■ TASK BRIEF ■
Return the records word for word. Any pictures in them are not part of the copy.

++++++++

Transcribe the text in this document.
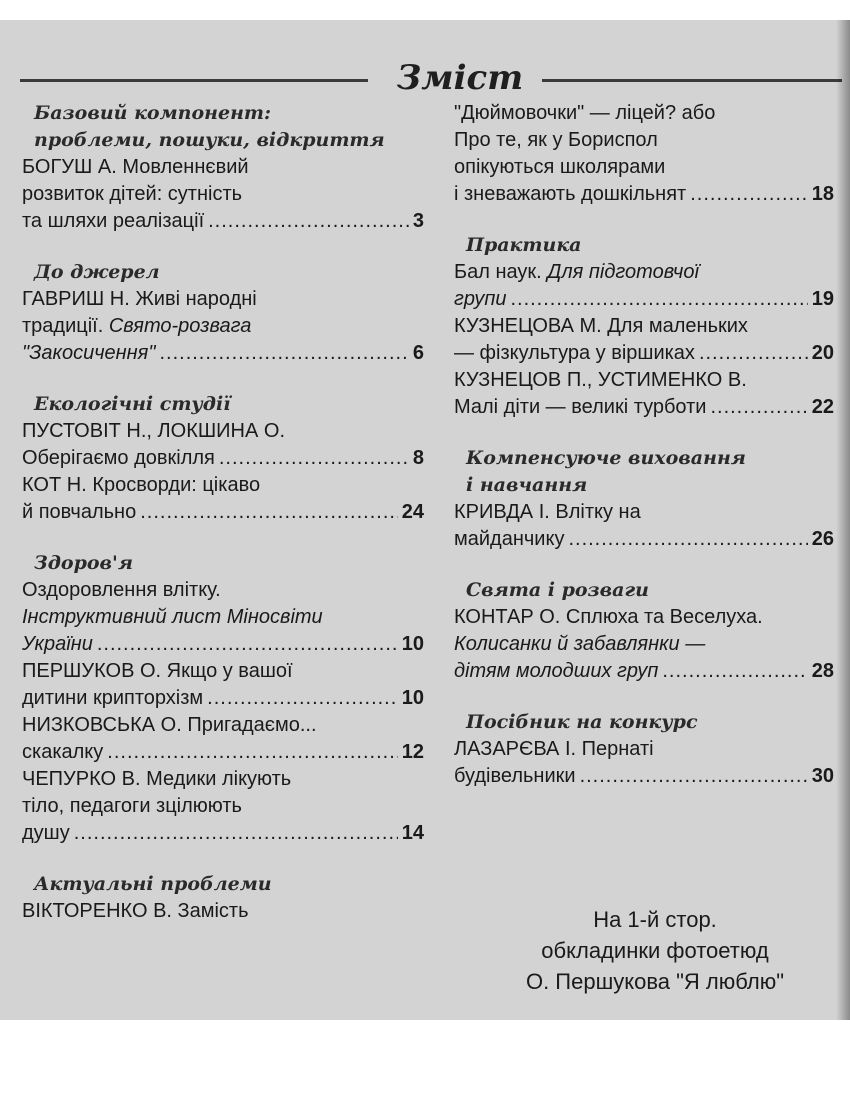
Зміст
Базовий компонент:
проблеми, пошуки, відкриття
БОГУШ А. Мовленнєвий
розвиток дітей: сутність
та шляхи реалізації .....	3
До джерел
ГАВРИШ Н. Живі народні
традиції. Свято-розвага
"Закосичення" .....	6
Екологічні студії
ПУСТОВІТ Н., ЛОКШИНА О.
Оберігаємо довкілля .....	8
КОТ Н. Кросворди: цікаво
й повчально .....	24
Здоров'я
Оздоровлення влітку.
Інструктивний лист Міносвіти
України .....	10
ПЕРШУКОВ О. Якщо у вашої
дитини крипторхізм .....	10
НИЗКОВСЬКА О. Пригадаємо...
скакалку .....	12
ЧЕПУРКО В. Медики лікують
тіло, педагоги зцілюють
душу .....	14
Актуальні проблеми
ВІКТОРЕНКО В. Замість
"Дюймовочки" — ліцей? або
Про те, як у Бориспол
опікуються школярами
і зневажають дошкільнят .....	18
Практика
Бал наук. Для підготовчої
групи .....	19
КУЗНЕЦОВА М. Для маленьких
— фізкультура у віршиках .....	20
КУЗНЕЦОВ П., УСТИМЕНКО В.
Малі діти — великі турботи .....	22
Компенсуюче виховання
і навчання
КРИВДА І. Влітку на
майданчику .....	26
Свята і розваги
КОНТАР О. Сплюха та Веселуха.
Колисанки й забавлянки —
дітям молодших груп .....	28
Посібник на конкурс
ЛАЗАРЄВА І. Пернаті
будівельники .....	30
На 1-й стор.
обкладинки фотоетюд
О. Першукова "Я люблю"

++++++++

■ RESULT ■
Transcribe the text in this document.
Зміст
Базовий компонент:
проблеми, пошуки, відкриття
БОГУШ А. Мовленнєвий
розвиток дітей: сутність
та шляхи реалізації .....	3
До джерел
ГАВРИШ Н. Живі народні
традиції. Свято-розвага
"Закосичення" .....	6
Екологічні студії
ПУСТОВІТ Н., ЛОКШИНА О.
Оберігаємо довкілля .....	8
КОТ Н. Кросворди: цікаво
й повчально .....	24
Здоров'я
Оздоровлення влітку.
Інструктивний лист Міносвіти
України .....	10
ПЕРШУКОВ О. Якщо у вашої
дитини крипторхізм .....	10
НИЗКОВСЬКА О. Пригадаємо...
скакалку .....	12
ЧЕПУРКО В. Медики лікують
тіло, педагоги зцілюють
душу .....	14
Актуальні проблеми
ВІКТОРЕНКО В. Замість
"Дюймовочки" — ліцей? або
Про те, як у Бориспол
опікуються школярами
і зневажають дошкільнят .....	18
Практика
Бал наук. Для підготовчої
групи .....	19
КУЗНЕЦОВА М. Для маленьких
— фізкультура у віршиках .....	20
КУЗНЕЦОВ П., УСТИМЕНКО В.
Малі діти — великі турботи .....	22
Компенсуюче виховання
і навчання
КРИВДА І. Влітку на
майданчику .....	26
Свята і розваги
КОНТАР О. Сплюха та Веселуха.
Колисанки й забавлянки —
дітям молодших груп .....	28
Посібник на конкурс
ЛАЗАРЄВА І. Пернаті
будівельники .....	30
На 1-й стор.
обкладинки фотоетюд
О. Першукова "Я люблю"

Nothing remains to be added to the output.